━━━━━ Supplied material

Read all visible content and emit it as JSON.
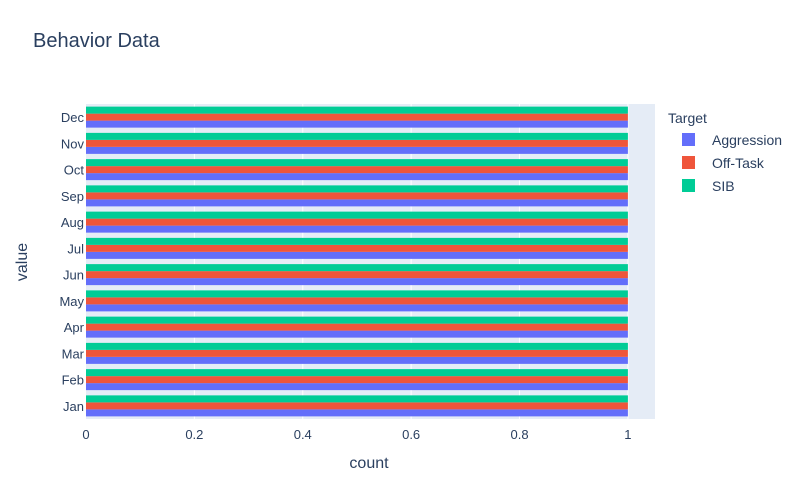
{
  "chart_data": {
    "type": "bar",
    "orientation": "horizontal",
    "title": "Behavior Data",
    "xlabel": "count",
    "ylabel": "value",
    "xlim": [
      0,
      1.05
    ],
    "x_ticks": [
      "0",
      "0.2",
      "0.4",
      "0.6",
      "0.8",
      "1"
    ],
    "x_tick_values": [
      0,
      0.2,
      0.4,
      0.6,
      0.8,
      1
    ],
    "categories": [
      "Jan",
      "Feb",
      "Mar",
      "Apr",
      "May",
      "Jun",
      "Jul",
      "Aug",
      "Sep",
      "Oct",
      "Nov",
      "Dec"
    ],
    "legend_title": "Target",
    "legend_position": "right",
    "grid": true,
    "series": [
      {
        "name": "Aggression",
        "color": "#636efa",
        "values": [
          1,
          1,
          1,
          1,
          1,
          1,
          1,
          1,
          1,
          1,
          1,
          1
        ]
      },
      {
        "name": "Off-Task",
        "color": "#ef553b",
        "values": [
          1,
          1,
          1,
          1,
          1,
          1,
          1,
          1,
          1,
          1,
          1,
          1
        ]
      },
      {
        "name": "SIB",
        "color": "#00cc96",
        "values": [
          1,
          1,
          1,
          1,
          1,
          1,
          1,
          1,
          1,
          1,
          1,
          1
        ]
      }
    ],
    "plot_background": "#e5ecf6"
  }
}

━━━━━━━━━━

- _Task to carry out_:
From the entries above, copy out every line where the string "name" appears.

- _Task response_:
        "name": "Aggression",
        "name": "Off-Task",
        "name": "SIB",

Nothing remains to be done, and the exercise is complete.